• EXERCISE REQUIREMENTS
Are you able to retype all the records below exactly?

• RECORDS FOR THIS EXERCISE
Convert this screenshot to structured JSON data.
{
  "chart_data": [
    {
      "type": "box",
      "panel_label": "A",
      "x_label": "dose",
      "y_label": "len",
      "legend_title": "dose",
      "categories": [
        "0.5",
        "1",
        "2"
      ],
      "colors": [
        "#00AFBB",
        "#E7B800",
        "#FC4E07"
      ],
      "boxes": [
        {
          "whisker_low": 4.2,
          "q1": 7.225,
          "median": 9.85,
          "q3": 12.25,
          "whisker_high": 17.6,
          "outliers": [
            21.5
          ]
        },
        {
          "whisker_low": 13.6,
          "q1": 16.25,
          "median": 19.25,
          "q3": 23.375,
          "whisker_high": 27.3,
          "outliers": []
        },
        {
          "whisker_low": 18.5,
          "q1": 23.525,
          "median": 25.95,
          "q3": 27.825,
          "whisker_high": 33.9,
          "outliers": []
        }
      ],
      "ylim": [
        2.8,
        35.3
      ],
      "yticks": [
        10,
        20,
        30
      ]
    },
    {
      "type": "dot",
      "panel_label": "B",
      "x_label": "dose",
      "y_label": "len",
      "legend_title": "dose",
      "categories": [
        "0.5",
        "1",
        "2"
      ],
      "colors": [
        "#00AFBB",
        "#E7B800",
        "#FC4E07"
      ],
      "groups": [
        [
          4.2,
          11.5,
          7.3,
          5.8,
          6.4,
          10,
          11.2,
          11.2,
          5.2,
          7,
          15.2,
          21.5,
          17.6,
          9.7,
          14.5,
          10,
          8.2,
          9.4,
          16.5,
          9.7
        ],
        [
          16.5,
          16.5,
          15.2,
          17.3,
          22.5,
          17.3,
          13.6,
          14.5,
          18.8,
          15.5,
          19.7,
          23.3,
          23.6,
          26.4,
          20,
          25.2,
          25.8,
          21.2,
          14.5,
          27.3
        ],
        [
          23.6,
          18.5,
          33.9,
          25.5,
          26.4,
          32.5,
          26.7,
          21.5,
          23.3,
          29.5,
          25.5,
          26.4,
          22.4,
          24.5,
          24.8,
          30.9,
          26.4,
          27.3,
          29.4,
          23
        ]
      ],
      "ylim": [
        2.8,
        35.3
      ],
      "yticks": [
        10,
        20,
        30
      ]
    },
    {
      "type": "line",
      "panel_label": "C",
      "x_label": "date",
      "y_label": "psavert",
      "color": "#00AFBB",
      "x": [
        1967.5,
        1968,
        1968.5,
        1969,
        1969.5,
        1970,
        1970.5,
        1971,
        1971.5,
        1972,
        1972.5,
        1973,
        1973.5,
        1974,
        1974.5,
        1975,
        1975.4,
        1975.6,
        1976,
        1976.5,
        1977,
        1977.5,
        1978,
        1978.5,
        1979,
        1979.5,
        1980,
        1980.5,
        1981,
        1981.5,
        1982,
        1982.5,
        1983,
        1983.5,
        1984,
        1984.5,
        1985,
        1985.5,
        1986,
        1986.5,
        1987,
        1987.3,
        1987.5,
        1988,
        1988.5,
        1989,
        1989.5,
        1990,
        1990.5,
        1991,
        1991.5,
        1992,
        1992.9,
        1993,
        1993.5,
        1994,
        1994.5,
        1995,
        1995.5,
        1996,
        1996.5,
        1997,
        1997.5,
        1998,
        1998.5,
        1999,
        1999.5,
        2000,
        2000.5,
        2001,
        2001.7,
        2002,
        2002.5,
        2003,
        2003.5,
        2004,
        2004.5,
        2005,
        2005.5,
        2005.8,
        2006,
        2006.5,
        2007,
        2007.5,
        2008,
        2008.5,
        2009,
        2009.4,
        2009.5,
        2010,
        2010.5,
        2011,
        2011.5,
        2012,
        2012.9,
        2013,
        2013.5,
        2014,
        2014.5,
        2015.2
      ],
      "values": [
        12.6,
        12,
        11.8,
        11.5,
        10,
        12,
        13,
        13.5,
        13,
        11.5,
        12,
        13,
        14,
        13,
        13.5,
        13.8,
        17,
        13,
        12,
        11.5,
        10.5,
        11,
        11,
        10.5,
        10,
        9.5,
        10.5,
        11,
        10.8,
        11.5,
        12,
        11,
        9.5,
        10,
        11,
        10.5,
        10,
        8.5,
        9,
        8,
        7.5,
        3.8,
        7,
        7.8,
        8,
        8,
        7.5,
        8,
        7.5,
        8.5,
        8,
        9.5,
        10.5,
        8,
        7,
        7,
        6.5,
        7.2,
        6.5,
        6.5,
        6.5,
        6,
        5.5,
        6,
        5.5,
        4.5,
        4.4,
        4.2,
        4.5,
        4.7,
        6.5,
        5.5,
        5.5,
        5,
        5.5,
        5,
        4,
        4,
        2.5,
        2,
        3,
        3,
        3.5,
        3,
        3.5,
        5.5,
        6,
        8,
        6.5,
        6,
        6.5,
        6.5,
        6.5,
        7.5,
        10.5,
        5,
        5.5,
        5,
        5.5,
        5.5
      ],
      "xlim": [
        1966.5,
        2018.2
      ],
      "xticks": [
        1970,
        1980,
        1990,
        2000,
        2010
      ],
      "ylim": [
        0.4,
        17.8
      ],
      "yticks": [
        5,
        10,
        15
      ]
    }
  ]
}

• EXERCISE ANSWER
Convert this screenshot to structured JSON data.
{
  "chart_data": [
    {
      "type": "box",
      "panel_label": "A",
      "x_label": "dose",
      "y_label": "len",
      "legend_title": "dose",
      "categories": [
        "0.5",
        "1",
        "2"
      ],
      "colors": [
        "#00AFBB",
        "#E7B800",
        "#FC4E07"
      ],
      "boxes": [
        {
          "whisker_low": 4.2,
          "q1": 7.225,
          "median": 9.85,
          "q3": 12.25,
          "whisker_high": 17.6,
          "outliers": [
            21.5
          ]
        },
        {
          "whisker_low": 13.6,
          "q1": 16.25,
          "median": 19.25,
          "q3": 23.375,
          "whisker_high": 27.3,
          "outliers": []
        },
        {
          "whisker_low": 18.5,
          "q1": 23.525,
          "median": 25.95,
          "q3": 27.825,
          "whisker_high": 33.9,
          "outliers": []
        }
      ],
      "ylim": [
        2.8,
        35.3
      ],
      "yticks": [
        10,
        20,
        30
      ]
    },
    {
      "type": "dot",
      "panel_label": "B",
      "x_label": "dose",
      "y_label": "len",
      "legend_title": "dose",
      "categories": [
        "0.5",
        "1",
        "2"
      ],
      "colors": [
        "#00AFBB",
        "#E7B800",
        "#FC4E07"
      ],
      "groups": [
        [
          4.2,
          11.5,
          7.3,
          5.8,
          6.4,
          10,
          11.2,
          11.2,
          5.2,
          7,
          15.2,
          21.5,
          17.6,
          9.7,
          14.5,
          10,
          8.2,
          9.4,
          16.5,
          9.7
        ],
        [
          16.5,
          16.5,
          15.2,
          17.3,
          22.5,
          17.3,
          13.6,
          14.5,
          18.8,
          15.5,
          19.7,
          23.3,
          23.6,
          26.4,
          20,
          25.2,
          25.8,
          21.2,
          14.5,
          27.3
        ],
        [
          23.6,
          18.5,
          33.9,
          25.5,
          26.4,
          32.5,
          26.7,
          21.5,
          23.3,
          29.5,
          25.5,
          26.4,
          22.4,
          24.5,
          24.8,
          30.9,
          26.4,
          27.3,
          29.4,
          23
        ]
      ],
      "ylim": [
        2.8,
        35.3
      ],
      "yticks": [
        10,
        20,
        30
      ]
    },
    {
      "type": "line",
      "panel_label": "C",
      "x_label": "date",
      "y_label": "psavert",
      "color": "#00AFBB",
      "x": [
        1967.5,
        1968,
        1968.5,
        1969,
        1969.5,
        1970,
        1970.5,
        1971,
        1971.5,
        1972,
        1972.5,
        1973,
        1973.5,
        1974,
        1974.5,
        1975,
        1975.4,
        1975.6,
        1976,
        1976.5,
        1977,
        1977.5,
        1978,
        1978.5,
        1979,
        1979.5,
        1980,
        1980.5,
        1981,
        1981.5,
        1982,
        1982.5,
        1983,
        1983.5,
        1984,
        1984.5,
        1985,
        1985.5,
        1986,
        1986.5,
        1987,
        1987.3,
        1987.5,
        1988,
        1988.5,
        1989,
        1989.5,
        1990,
        1990.5,
        1991,
        1991.5,
        1992,
        1992.9,
        1993,
        1993.5,
        1994,
        1994.5,
        1995,
        1995.5,
        1996,
        1996.5,
        1997,
        1997.5,
        1998,
        1998.5,
        1999,
        1999.5,
        2000,
        2000.5,
        2001,
        2001.7,
        2002,
        2002.5,
        2003,
        2003.5,
        2004,
        2004.5,
        2005,
        2005.5,
        2005.8,
        2006,
        2006.5,
        2007,
        2007.5,
        2008,
        2008.5,
        2009,
        2009.4,
        2009.5,
        2010,
        2010.5,
        2011,
        2011.5,
        2012,
        2012.9,
        2013,
        2013.5,
        2014,
        2014.5,
        2015.2
      ],
      "values": [
        12.6,
        12,
        11.8,
        11.5,
        10,
        12,
        13,
        13.5,
        13,
        11.5,
        12,
        13,
        14,
        13,
        13.5,
        13.8,
        17,
        13,
        12,
        11.5,
        10.5,
        11,
        11,
        10.5,
        10,
        9.5,
        10.5,
        11,
        10.8,
        11.5,
        12,
        11,
        9.5,
        10,
        11,
        10.5,
        10,
        8.5,
        9,
        8,
        7.5,
        3.8,
        7,
        7.8,
        8,
        8,
        7.5,
        8,
        7.5,
        8.5,
        8,
        9.5,
        10.5,
        8,
        7,
        7,
        6.5,
        7.2,
        6.5,
        6.5,
        6.5,
        6,
        5.5,
        6,
        5.5,
        4.5,
        4.4,
        4.2,
        4.5,
        4.7,
        6.5,
        5.5,
        5.5,
        5,
        5.5,
        5,
        4,
        4,
        2.5,
        2,
        3,
        3,
        3.5,
        3,
        3.5,
        5.5,
        6,
        8,
        6.5,
        6,
        6.5,
        6.5,
        6.5,
        7.5,
        10.5,
        5,
        5.5,
        5,
        5.5,
        5.5
      ],
      "xlim": [
        1966.5,
        2018.2
      ],
      "xticks": [
        1970,
        1980,
        1990,
        2000,
        2010
      ],
      "ylim": [
        0.4,
        17.8
      ],
      "yticks": [
        5,
        10,
        15
      ]
    }
  ]
}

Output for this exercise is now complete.